WRITTEN EXERCISE: Without the pictures, copy the entries below word for word.

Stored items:

· · · ·

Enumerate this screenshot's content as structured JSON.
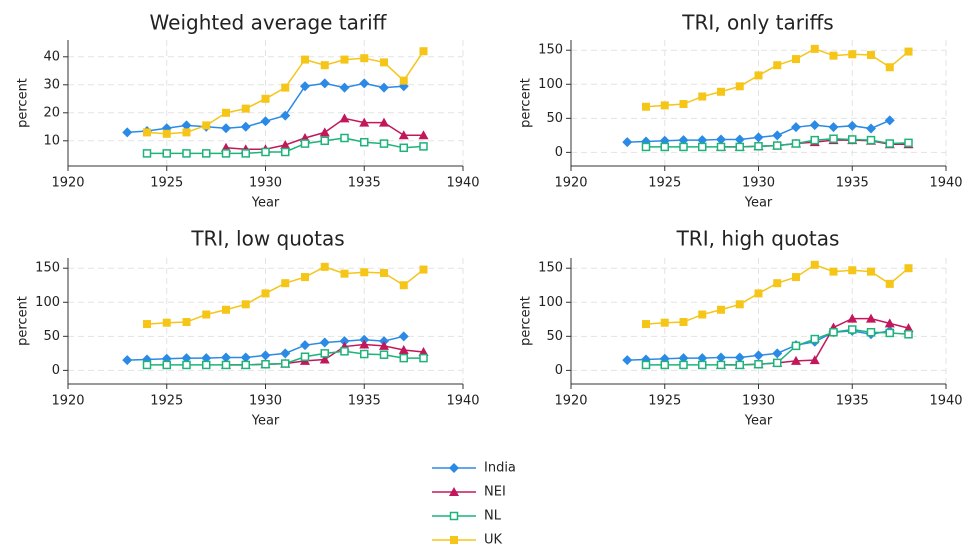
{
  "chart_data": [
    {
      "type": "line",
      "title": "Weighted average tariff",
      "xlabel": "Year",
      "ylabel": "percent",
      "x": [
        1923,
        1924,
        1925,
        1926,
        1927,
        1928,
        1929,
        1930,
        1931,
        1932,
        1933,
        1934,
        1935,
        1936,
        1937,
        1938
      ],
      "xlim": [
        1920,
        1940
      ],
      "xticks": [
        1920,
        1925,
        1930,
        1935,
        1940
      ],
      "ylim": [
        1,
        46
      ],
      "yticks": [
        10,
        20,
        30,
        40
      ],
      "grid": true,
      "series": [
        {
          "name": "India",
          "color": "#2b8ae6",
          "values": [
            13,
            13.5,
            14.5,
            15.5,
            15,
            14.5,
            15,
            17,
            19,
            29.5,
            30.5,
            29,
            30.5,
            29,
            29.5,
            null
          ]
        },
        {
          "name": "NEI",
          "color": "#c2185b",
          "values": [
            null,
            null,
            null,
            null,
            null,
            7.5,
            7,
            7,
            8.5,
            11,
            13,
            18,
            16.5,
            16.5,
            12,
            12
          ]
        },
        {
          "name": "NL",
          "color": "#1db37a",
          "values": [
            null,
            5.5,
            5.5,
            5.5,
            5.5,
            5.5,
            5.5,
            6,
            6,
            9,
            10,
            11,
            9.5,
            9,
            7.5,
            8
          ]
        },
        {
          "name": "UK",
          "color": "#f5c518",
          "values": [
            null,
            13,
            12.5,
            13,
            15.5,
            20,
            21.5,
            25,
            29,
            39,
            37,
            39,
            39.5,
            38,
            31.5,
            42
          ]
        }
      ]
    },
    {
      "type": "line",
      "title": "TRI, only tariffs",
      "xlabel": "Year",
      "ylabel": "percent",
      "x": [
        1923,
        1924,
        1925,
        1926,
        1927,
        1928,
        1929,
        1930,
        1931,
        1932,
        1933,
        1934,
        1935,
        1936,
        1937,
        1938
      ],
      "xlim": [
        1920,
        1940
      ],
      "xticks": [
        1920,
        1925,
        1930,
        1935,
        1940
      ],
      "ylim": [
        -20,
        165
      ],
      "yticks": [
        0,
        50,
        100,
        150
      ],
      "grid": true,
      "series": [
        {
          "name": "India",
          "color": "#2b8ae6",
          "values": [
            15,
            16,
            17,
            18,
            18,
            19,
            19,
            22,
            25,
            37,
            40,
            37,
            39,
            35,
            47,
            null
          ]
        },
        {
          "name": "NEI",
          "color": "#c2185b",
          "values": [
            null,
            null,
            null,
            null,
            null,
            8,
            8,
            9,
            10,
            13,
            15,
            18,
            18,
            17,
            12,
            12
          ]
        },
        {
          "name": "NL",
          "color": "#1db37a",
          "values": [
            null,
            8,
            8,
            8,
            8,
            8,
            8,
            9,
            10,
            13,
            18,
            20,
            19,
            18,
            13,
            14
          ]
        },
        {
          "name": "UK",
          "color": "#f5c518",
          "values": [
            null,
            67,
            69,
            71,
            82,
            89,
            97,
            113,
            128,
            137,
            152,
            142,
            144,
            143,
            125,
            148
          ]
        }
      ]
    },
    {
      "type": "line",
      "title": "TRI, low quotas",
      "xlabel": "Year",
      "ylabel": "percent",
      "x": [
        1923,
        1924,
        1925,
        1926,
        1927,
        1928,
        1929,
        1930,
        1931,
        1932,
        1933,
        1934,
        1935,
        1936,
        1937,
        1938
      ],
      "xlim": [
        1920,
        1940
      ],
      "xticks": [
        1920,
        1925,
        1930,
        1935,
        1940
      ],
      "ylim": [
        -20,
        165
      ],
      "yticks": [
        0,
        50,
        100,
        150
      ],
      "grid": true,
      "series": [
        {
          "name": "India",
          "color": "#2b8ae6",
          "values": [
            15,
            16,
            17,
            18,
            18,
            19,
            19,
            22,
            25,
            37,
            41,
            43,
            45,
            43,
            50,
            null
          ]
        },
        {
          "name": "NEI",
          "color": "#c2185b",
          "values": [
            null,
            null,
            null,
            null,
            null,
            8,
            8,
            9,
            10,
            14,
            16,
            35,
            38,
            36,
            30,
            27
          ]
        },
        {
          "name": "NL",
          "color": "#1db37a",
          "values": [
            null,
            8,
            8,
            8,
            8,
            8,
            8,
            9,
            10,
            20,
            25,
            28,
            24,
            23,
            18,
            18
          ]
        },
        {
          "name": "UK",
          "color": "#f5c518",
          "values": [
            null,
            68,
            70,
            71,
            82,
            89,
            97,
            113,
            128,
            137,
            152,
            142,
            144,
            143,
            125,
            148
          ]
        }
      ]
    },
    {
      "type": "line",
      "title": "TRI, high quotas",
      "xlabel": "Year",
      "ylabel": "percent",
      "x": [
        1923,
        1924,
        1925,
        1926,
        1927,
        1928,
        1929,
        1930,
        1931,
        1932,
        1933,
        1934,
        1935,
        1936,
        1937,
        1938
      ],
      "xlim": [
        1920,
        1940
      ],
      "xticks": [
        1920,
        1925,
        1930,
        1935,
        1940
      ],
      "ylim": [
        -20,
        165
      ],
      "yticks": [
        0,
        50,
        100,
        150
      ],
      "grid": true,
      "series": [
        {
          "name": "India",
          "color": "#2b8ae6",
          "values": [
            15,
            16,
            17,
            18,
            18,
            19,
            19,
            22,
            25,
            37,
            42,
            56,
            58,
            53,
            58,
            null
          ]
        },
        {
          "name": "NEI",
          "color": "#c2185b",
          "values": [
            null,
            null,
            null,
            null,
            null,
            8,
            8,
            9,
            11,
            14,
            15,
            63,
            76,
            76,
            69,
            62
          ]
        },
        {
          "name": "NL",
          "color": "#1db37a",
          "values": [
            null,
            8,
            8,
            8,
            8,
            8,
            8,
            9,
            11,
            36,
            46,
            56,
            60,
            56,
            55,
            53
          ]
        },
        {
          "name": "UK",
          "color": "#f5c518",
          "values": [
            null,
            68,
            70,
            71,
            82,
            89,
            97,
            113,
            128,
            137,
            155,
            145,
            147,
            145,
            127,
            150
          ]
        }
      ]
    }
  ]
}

· · · ·

ANSWER FOR THIS EXERCISE:
Enumerate this screenshot's content as structured JSON.
{
  "chart_data": [
    {
      "type": "line",
      "title": "Weighted average tariff",
      "xlabel": "Year",
      "ylabel": "percent",
      "x": [
        1923,
        1924,
        1925,
        1926,
        1927,
        1928,
        1929,
        1930,
        1931,
        1932,
        1933,
        1934,
        1935,
        1936,
        1937,
        1938
      ],
      "xlim": [
        1920,
        1940
      ],
      "xticks": [
        1920,
        1925,
        1930,
        1935,
        1940
      ],
      "ylim": [
        1,
        46
      ],
      "yticks": [
        10,
        20,
        30,
        40
      ],
      "grid": true,
      "series": [
        {
          "name": "India",
          "color": "#2b8ae6",
          "values": [
            13,
            13.5,
            14.5,
            15.5,
            15,
            14.5,
            15,
            17,
            19,
            29.5,
            30.5,
            29,
            30.5,
            29,
            29.5,
            null
          ]
        },
        {
          "name": "NEI",
          "color": "#c2185b",
          "values": [
            null,
            null,
            null,
            null,
            null,
            7.5,
            7,
            7,
            8.5,
            11,
            13,
            18,
            16.5,
            16.5,
            12,
            12
          ]
        },
        {
          "name": "NL",
          "color": "#1db37a",
          "values": [
            null,
            5.5,
            5.5,
            5.5,
            5.5,
            5.5,
            5.5,
            6,
            6,
            9,
            10,
            11,
            9.5,
            9,
            7.5,
            8
          ]
        },
        {
          "name": "UK",
          "color": "#f5c518",
          "values": [
            null,
            13,
            12.5,
            13,
            15.5,
            20,
            21.5,
            25,
            29,
            39,
            37,
            39,
            39.5,
            38,
            31.5,
            42
          ]
        }
      ]
    },
    {
      "type": "line",
      "title": "TRI, only tariffs",
      "xlabel": "Year",
      "ylabel": "percent",
      "x": [
        1923,
        1924,
        1925,
        1926,
        1927,
        1928,
        1929,
        1930,
        1931,
        1932,
        1933,
        1934,
        1935,
        1936,
        1937,
        1938
      ],
      "xlim": [
        1920,
        1940
      ],
      "xticks": [
        1920,
        1925,
        1930,
        1935,
        1940
      ],
      "ylim": [
        -20,
        165
      ],
      "yticks": [
        0,
        50,
        100,
        150
      ],
      "grid": true,
      "series": [
        {
          "name": "India",
          "color": "#2b8ae6",
          "values": [
            15,
            16,
            17,
            18,
            18,
            19,
            19,
            22,
            25,
            37,
            40,
            37,
            39,
            35,
            47,
            null
          ]
        },
        {
          "name": "NEI",
          "color": "#c2185b",
          "values": [
            null,
            null,
            null,
            null,
            null,
            8,
            8,
            9,
            10,
            13,
            15,
            18,
            18,
            17,
            12,
            12
          ]
        },
        {
          "name": "NL",
          "color": "#1db37a",
          "values": [
            null,
            8,
            8,
            8,
            8,
            8,
            8,
            9,
            10,
            13,
            18,
            20,
            19,
            18,
            13,
            14
          ]
        },
        {
          "name": "UK",
          "color": "#f5c518",
          "values": [
            null,
            67,
            69,
            71,
            82,
            89,
            97,
            113,
            128,
            137,
            152,
            142,
            144,
            143,
            125,
            148
          ]
        }
      ]
    },
    {
      "type": "line",
      "title": "TRI, low quotas",
      "xlabel": "Year",
      "ylabel": "percent",
      "x": [
        1923,
        1924,
        1925,
        1926,
        1927,
        1928,
        1929,
        1930,
        1931,
        1932,
        1933,
        1934,
        1935,
        1936,
        1937,
        1938
      ],
      "xlim": [
        1920,
        1940
      ],
      "xticks": [
        1920,
        1925,
        1930,
        1935,
        1940
      ],
      "ylim": [
        -20,
        165
      ],
      "yticks": [
        0,
        50,
        100,
        150
      ],
      "grid": true,
      "series": [
        {
          "name": "India",
          "color": "#2b8ae6",
          "values": [
            15,
            16,
            17,
            18,
            18,
            19,
            19,
            22,
            25,
            37,
            41,
            43,
            45,
            43,
            50,
            null
          ]
        },
        {
          "name": "NEI",
          "color": "#c2185b",
          "values": [
            null,
            null,
            null,
            null,
            null,
            8,
            8,
            9,
            10,
            14,
            16,
            35,
            38,
            36,
            30,
            27
          ]
        },
        {
          "name": "NL",
          "color": "#1db37a",
          "values": [
            null,
            8,
            8,
            8,
            8,
            8,
            8,
            9,
            10,
            20,
            25,
            28,
            24,
            23,
            18,
            18
          ]
        },
        {
          "name": "UK",
          "color": "#f5c518",
          "values": [
            null,
            68,
            70,
            71,
            82,
            89,
            97,
            113,
            128,
            137,
            152,
            142,
            144,
            143,
            125,
            148
          ]
        }
      ]
    },
    {
      "type": "line",
      "title": "TRI, high quotas",
      "xlabel": "Year",
      "ylabel": "percent",
      "x": [
        1923,
        1924,
        1925,
        1926,
        1927,
        1928,
        1929,
        1930,
        1931,
        1932,
        1933,
        1934,
        1935,
        1936,
        1937,
        1938
      ],
      "xlim": [
        1920,
        1940
      ],
      "xticks": [
        1920,
        1925,
        1930,
        1935,
        1940
      ],
      "ylim": [
        -20,
        165
      ],
      "yticks": [
        0,
        50,
        100,
        150
      ],
      "grid": true,
      "series": [
        {
          "name": "India",
          "color": "#2b8ae6",
          "values": [
            15,
            16,
            17,
            18,
            18,
            19,
            19,
            22,
            25,
            37,
            42,
            56,
            58,
            53,
            58,
            null
          ]
        },
        {
          "name": "NEI",
          "color": "#c2185b",
          "values": [
            null,
            null,
            null,
            null,
            null,
            8,
            8,
            9,
            11,
            14,
            15,
            63,
            76,
            76,
            69,
            62
          ]
        },
        {
          "name": "NL",
          "color": "#1db37a",
          "values": [
            null,
            8,
            8,
            8,
            8,
            8,
            8,
            9,
            11,
            36,
            46,
            56,
            60,
            56,
            55,
            53
          ]
        },
        {
          "name": "UK",
          "color": "#f5c518",
          "values": [
            null,
            68,
            70,
            71,
            82,
            89,
            97,
            113,
            128,
            137,
            155,
            145,
            147,
            145,
            127,
            150
          ]
        }
      ]
    }
  ]
}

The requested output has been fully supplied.